Begin

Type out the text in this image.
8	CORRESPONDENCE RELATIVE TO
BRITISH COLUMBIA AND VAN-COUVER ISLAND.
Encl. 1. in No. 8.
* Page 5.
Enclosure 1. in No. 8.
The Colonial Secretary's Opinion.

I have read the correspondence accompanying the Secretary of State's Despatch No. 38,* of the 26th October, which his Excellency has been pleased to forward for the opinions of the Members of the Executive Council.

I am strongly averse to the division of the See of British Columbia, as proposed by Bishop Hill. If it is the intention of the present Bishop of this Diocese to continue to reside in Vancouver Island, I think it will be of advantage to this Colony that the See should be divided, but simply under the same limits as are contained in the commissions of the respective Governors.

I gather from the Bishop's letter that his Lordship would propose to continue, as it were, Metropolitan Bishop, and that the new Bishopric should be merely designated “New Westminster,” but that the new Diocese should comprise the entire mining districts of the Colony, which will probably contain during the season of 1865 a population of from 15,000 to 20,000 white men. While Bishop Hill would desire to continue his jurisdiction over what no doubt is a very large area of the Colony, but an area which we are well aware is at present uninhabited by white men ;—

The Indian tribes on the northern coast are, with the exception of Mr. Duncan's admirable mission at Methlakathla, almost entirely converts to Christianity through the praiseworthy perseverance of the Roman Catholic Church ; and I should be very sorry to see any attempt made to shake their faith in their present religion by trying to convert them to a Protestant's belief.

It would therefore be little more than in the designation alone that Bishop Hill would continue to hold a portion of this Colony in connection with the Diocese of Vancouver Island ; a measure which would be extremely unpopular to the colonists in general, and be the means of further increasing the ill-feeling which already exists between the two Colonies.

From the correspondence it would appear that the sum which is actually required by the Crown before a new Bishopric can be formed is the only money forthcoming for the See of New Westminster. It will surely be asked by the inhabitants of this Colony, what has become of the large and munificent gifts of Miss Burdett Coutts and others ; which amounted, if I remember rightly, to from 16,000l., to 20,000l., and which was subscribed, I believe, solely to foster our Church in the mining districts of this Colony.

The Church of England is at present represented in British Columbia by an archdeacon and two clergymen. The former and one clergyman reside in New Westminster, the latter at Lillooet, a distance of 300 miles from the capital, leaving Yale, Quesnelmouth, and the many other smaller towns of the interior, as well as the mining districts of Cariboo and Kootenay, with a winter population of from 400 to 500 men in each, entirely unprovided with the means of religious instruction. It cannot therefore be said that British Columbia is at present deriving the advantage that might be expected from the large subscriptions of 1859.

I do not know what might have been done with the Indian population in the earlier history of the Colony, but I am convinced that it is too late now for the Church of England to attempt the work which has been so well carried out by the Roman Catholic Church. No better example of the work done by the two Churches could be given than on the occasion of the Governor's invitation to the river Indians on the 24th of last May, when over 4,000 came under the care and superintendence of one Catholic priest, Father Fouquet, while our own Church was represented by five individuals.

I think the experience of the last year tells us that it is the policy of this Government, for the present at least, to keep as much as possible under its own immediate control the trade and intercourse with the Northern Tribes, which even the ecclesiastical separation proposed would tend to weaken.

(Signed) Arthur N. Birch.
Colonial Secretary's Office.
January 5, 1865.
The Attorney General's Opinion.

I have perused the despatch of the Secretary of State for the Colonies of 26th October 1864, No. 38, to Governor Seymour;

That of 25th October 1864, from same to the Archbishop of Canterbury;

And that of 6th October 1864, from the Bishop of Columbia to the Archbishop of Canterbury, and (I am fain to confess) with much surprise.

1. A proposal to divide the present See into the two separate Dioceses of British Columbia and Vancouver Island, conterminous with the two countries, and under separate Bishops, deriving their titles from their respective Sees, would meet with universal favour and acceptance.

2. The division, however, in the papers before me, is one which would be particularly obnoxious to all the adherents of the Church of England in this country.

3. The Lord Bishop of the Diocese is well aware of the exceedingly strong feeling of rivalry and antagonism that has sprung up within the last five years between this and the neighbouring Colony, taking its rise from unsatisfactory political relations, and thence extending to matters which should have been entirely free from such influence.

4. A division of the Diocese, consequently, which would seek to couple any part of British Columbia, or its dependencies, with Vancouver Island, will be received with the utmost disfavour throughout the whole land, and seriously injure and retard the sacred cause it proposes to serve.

End

Going through the entries above, tally each line that has the word "Canterbury". Answer with the number only.

Output of the exercise
2